── DATA IN THIS EXERCISE

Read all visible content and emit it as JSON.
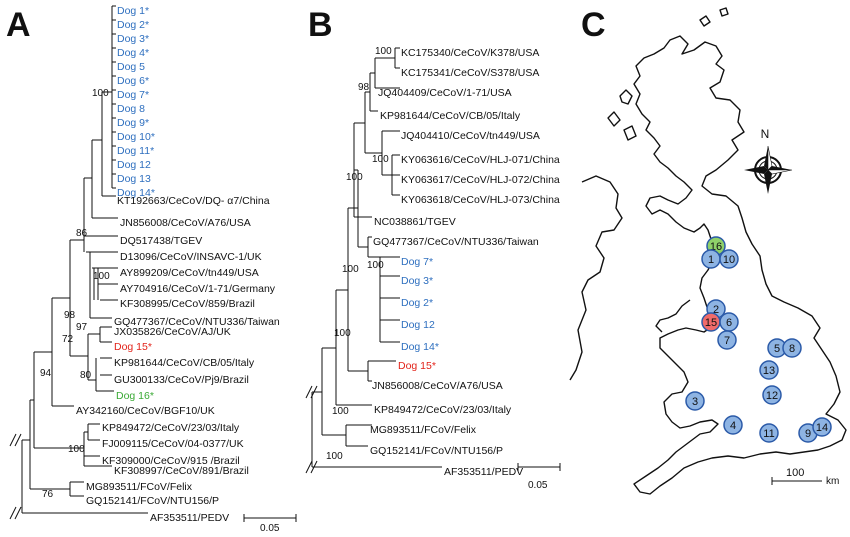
{
  "colors": {
    "black": "#111111",
    "blue": "#2e6fbf",
    "red": "#e2231a",
    "green": "#3aa935",
    "marker_blue": "#8eb4e3",
    "marker_red": "#f06b6b",
    "marker_green": "#8fd16a",
    "marker_stroke": "#2b5aa8"
  },
  "panels": {
    "A": {
      "letter": "A",
      "labels": [
        {
          "text": "Dog 1*",
          "color": "blue"
        },
        {
          "text": "Dog 2*",
          "color": "blue"
        },
        {
          "text": "Dog 3*",
          "color": "blue"
        },
        {
          "text": "Dog 4*",
          "color": "blue"
        },
        {
          "text": "Dog 5",
          "color": "blue"
        },
        {
          "text": "Dog 6*",
          "color": "blue"
        },
        {
          "text": "Dog 7*",
          "color": "blue"
        },
        {
          "text": "Dog 8",
          "color": "blue"
        },
        {
          "text": "Dog 9*",
          "color": "blue"
        },
        {
          "text": "Dog 10*",
          "color": "blue"
        },
        {
          "text": "Dog 11*",
          "color": "blue"
        },
        {
          "text": "Dog 12",
          "color": "blue"
        },
        {
          "text": "Dog 13",
          "color": "blue"
        },
        {
          "text": "Dog 14*",
          "color": "blue"
        },
        {
          "text": "KT192663/CeCoV/DQ- α7/China",
          "color": "black"
        },
        {
          "text": "JN856008/CeCoV/A76/USA",
          "color": "black"
        },
        {
          "text": "DQ517438/TGEV",
          "color": "black"
        },
        {
          "text": "D13096/CeCoV/INSAVC-1/UK",
          "color": "black"
        },
        {
          "text": "AY899209/CeCoV/tn449/USA",
          "color": "black"
        },
        {
          "text": "AY704916/CeCoV/1-71/Germany",
          "color": "black"
        },
        {
          "text": "KF308995/CeCoV/859/Brazil",
          "color": "black"
        },
        {
          "text": "GQ477367/CeCoV/NTU336/Taiwan",
          "color": "black"
        },
        {
          "text": "JX035826/CeCoV/AJ/UK",
          "color": "black"
        },
        {
          "text": "Dog 15*",
          "color": "red"
        },
        {
          "text": "KP981644/CeCoV/CB/05/Italy",
          "color": "black"
        },
        {
          "text": "GU300133/CeCoV/Pj9/Brazil",
          "color": "black"
        },
        {
          "text": "Dog 16*",
          "color": "green"
        },
        {
          "text": "AY342160/CeCoV/BGF10/UK",
          "color": "black"
        },
        {
          "text": "KP849472/CeCoV/23/03/Italy",
          "color": "black"
        },
        {
          "text": "FJ009115/CeCoV/04-0377/UK",
          "color": "black"
        },
        {
          "text": "KF309000/CeCoV/915 /Brazil",
          "color": "black"
        },
        {
          "text": "KF308997/CeCoV/891/Brazil",
          "color": "black"
        },
        {
          "text": "MG893511/FCoV/Felix",
          "color": "black"
        },
        {
          "text": "GQ152141/FCoV/NTU156/P",
          "color": "black"
        },
        {
          "text": "AF353511/PEDV",
          "color": "black"
        }
      ],
      "bootstrap": [
        "100",
        "86",
        "100",
        "98",
        "97",
        "72",
        "80",
        "94",
        "100",
        "76"
      ],
      "scale": "0.05"
    },
    "B": {
      "letter": "B",
      "labels": [
        {
          "text": "KC175340/CeCoV/K378/USA",
          "color": "black"
        },
        {
          "text": "KC175341/CeCoV/S378/USA",
          "color": "black"
        },
        {
          "text": "JQ404409/CeCoV/1-71/USA",
          "color": "black"
        },
        {
          "text": "KP981644/CeCoV/CB/05/Italy",
          "color": "black"
        },
        {
          "text": "JQ404410/CeCoV/tn449/USA",
          "color": "black"
        },
        {
          "text": "KY063616/CeCoV/HLJ-071/China",
          "color": "black"
        },
        {
          "text": "KY063617/CeCoV/HLJ-072/China",
          "color": "black"
        },
        {
          "text": "KY063618/CeCoV/HLJ-073/China",
          "color": "black"
        },
        {
          "text": "NC038861/TGEV",
          "color": "black"
        },
        {
          "text": "GQ477367/CeCoV/NTU336/Taiwan",
          "color": "black"
        },
        {
          "text": "Dog 7*",
          "color": "blue"
        },
        {
          "text": "Dog 3*",
          "color": "blue"
        },
        {
          "text": "Dog 2*",
          "color": "blue"
        },
        {
          "text": "Dog 12",
          "color": "blue"
        },
        {
          "text": "Dog 14*",
          "color": "blue"
        },
        {
          "text": "Dog 15*",
          "color": "red"
        },
        {
          "text": "JN856008/CeCoV/A76/USA",
          "color": "black"
        },
        {
          "text": "KP849472/CeCoV/23/03/Italy",
          "color": "black"
        },
        {
          "text": "MG893511/FCoV/Felix",
          "color": "black"
        },
        {
          "text": "GQ152141/FCoV/NTU156/P",
          "color": "black"
        },
        {
          "text": "AF353511/PEDV",
          "color": "black"
        }
      ],
      "bootstrap": [
        "100",
        "98",
        "100",
        "100",
        "100",
        "100",
        "100",
        "100",
        "100"
      ],
      "scale": "0.05"
    },
    "C": {
      "letter": "C",
      "compass": "N",
      "scale_value": "100",
      "scale_unit": "km",
      "markers": [
        {
          "num": "16",
          "color": "green"
        },
        {
          "num": "1",
          "color": "blue"
        },
        {
          "num": "10",
          "color": "blue"
        },
        {
          "num": "2",
          "color": "blue"
        },
        {
          "num": "15",
          "color": "red"
        },
        {
          "num": "6",
          "color": "blue"
        },
        {
          "num": "7",
          "color": "blue"
        },
        {
          "num": "5",
          "color": "blue"
        },
        {
          "num": "8",
          "color": "blue"
        },
        {
          "num": "13",
          "color": "blue"
        },
        {
          "num": "12",
          "color": "blue"
        },
        {
          "num": "3",
          "color": "blue"
        },
        {
          "num": "4",
          "color": "blue"
        },
        {
          "num": "11",
          "color": "blue"
        },
        {
          "num": "9",
          "color": "blue"
        },
        {
          "num": "14",
          "color": "blue"
        }
      ]
    }
  }
}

────

◆ **INSTRUCTIONS TO FOLLOW**
Your copy of the data above should match it exactly, except that pictures are left out.

◆ **FINAL ANSWER**
Read all visible content and emit it as JSON.
{
  "colors": {
    "black": "#111111",
    "blue": "#2e6fbf",
    "red": "#e2231a",
    "green": "#3aa935",
    "marker_blue": "#8eb4e3",
    "marker_red": "#f06b6b",
    "marker_green": "#8fd16a",
    "marker_stroke": "#2b5aa8"
  },
  "panels": {
    "A": {
      "letter": "A",
      "labels": [
        {
          "text": "Dog 1*",
          "color": "blue"
        },
        {
          "text": "Dog 2*",
          "color": "blue"
        },
        {
          "text": "Dog 3*",
          "color": "blue"
        },
        {
          "text": "Dog 4*",
          "color": "blue"
        },
        {
          "text": "Dog 5",
          "color": "blue"
        },
        {
          "text": "Dog 6*",
          "color": "blue"
        },
        {
          "text": "Dog 7*",
          "color": "blue"
        },
        {
          "text": "Dog 8",
          "color": "blue"
        },
        {
          "text": "Dog 9*",
          "color": "blue"
        },
        {
          "text": "Dog 10*",
          "color": "blue"
        },
        {
          "text": "Dog 11*",
          "color": "blue"
        },
        {
          "text": "Dog 12",
          "color": "blue"
        },
        {
          "text": "Dog 13",
          "color": "blue"
        },
        {
          "text": "Dog 14*",
          "color": "blue"
        },
        {
          "text": "KT192663/CeCoV/DQ- α7/China",
          "color": "black"
        },
        {
          "text": "JN856008/CeCoV/A76/USA",
          "color": "black"
        },
        {
          "text": "DQ517438/TGEV",
          "color": "black"
        },
        {
          "text": "D13096/CeCoV/INSAVC-1/UK",
          "color": "black"
        },
        {
          "text": "AY899209/CeCoV/tn449/USA",
          "color": "black"
        },
        {
          "text": "AY704916/CeCoV/1-71/Germany",
          "color": "black"
        },
        {
          "text": "KF308995/CeCoV/859/Brazil",
          "color": "black"
        },
        {
          "text": "GQ477367/CeCoV/NTU336/Taiwan",
          "color": "black"
        },
        {
          "text": "JX035826/CeCoV/AJ/UK",
          "color": "black"
        },
        {
          "text": "Dog 15*",
          "color": "red"
        },
        {
          "text": "KP981644/CeCoV/CB/05/Italy",
          "color": "black"
        },
        {
          "text": "GU300133/CeCoV/Pj9/Brazil",
          "color": "black"
        },
        {
          "text": "Dog 16*",
          "color": "green"
        },
        {
          "text": "AY342160/CeCoV/BGF10/UK",
          "color": "black"
        },
        {
          "text": "KP849472/CeCoV/23/03/Italy",
          "color": "black"
        },
        {
          "text": "FJ009115/CeCoV/04-0377/UK",
          "color": "black"
        },
        {
          "text": "KF309000/CeCoV/915 /Brazil",
          "color": "black"
        },
        {
          "text": "KF308997/CeCoV/891/Brazil",
          "color": "black"
        },
        {
          "text": "MG893511/FCoV/Felix",
          "color": "black"
        },
        {
          "text": "GQ152141/FCoV/NTU156/P",
          "color": "black"
        },
        {
          "text": "AF353511/PEDV",
          "color": "black"
        }
      ],
      "bootstrap": [
        "100",
        "86",
        "100",
        "98",
        "97",
        "72",
        "80",
        "94",
        "100",
        "76"
      ],
      "scale": "0.05"
    },
    "B": {
      "letter": "B",
      "labels": [
        {
          "text": "KC175340/CeCoV/K378/USA",
          "color": "black"
        },
        {
          "text": "KC175341/CeCoV/S378/USA",
          "color": "black"
        },
        {
          "text": "JQ404409/CeCoV/1-71/USA",
          "color": "black"
        },
        {
          "text": "KP981644/CeCoV/CB/05/Italy",
          "color": "black"
        },
        {
          "text": "JQ404410/CeCoV/tn449/USA",
          "color": "black"
        },
        {
          "text": "KY063616/CeCoV/HLJ-071/China",
          "color": "black"
        },
        {
          "text": "KY063617/CeCoV/HLJ-072/China",
          "color": "black"
        },
        {
          "text": "KY063618/CeCoV/HLJ-073/China",
          "color": "black"
        },
        {
          "text": "NC038861/TGEV",
          "color": "black"
        },
        {
          "text": "GQ477367/CeCoV/NTU336/Taiwan",
          "color": "black"
        },
        {
          "text": "Dog 7*",
          "color": "blue"
        },
        {
          "text": "Dog 3*",
          "color": "blue"
        },
        {
          "text": "Dog 2*",
          "color": "blue"
        },
        {
          "text": "Dog 12",
          "color": "blue"
        },
        {
          "text": "Dog 14*",
          "color": "blue"
        },
        {
          "text": "Dog 15*",
          "color": "red"
        },
        {
          "text": "JN856008/CeCoV/A76/USA",
          "color": "black"
        },
        {
          "text": "KP849472/CeCoV/23/03/Italy",
          "color": "black"
        },
        {
          "text": "MG893511/FCoV/Felix",
          "color": "black"
        },
        {
          "text": "GQ152141/FCoV/NTU156/P",
          "color": "black"
        },
        {
          "text": "AF353511/PEDV",
          "color": "black"
        }
      ],
      "bootstrap": [
        "100",
        "98",
        "100",
        "100",
        "100",
        "100",
        "100",
        "100",
        "100"
      ],
      "scale": "0.05"
    },
    "C": {
      "letter": "C",
      "compass": "N",
      "scale_value": "100",
      "scale_unit": "km",
      "markers": [
        {
          "num": "16",
          "color": "green"
        },
        {
          "num": "1",
          "color": "blue"
        },
        {
          "num": "10",
          "color": "blue"
        },
        {
          "num": "2",
          "color": "blue"
        },
        {
          "num": "15",
          "color": "red"
        },
        {
          "num": "6",
          "color": "blue"
        },
        {
          "num": "7",
          "color": "blue"
        },
        {
          "num": "5",
          "color": "blue"
        },
        {
          "num": "8",
          "color": "blue"
        },
        {
          "num": "13",
          "color": "blue"
        },
        {
          "num": "12",
          "color": "blue"
        },
        {
          "num": "3",
          "color": "blue"
        },
        {
          "num": "4",
          "color": "blue"
        },
        {
          "num": "11",
          "color": "blue"
        },
        {
          "num": "9",
          "color": "blue"
        },
        {
          "num": "14",
          "color": "blue"
        }
      ]
    }
  }
}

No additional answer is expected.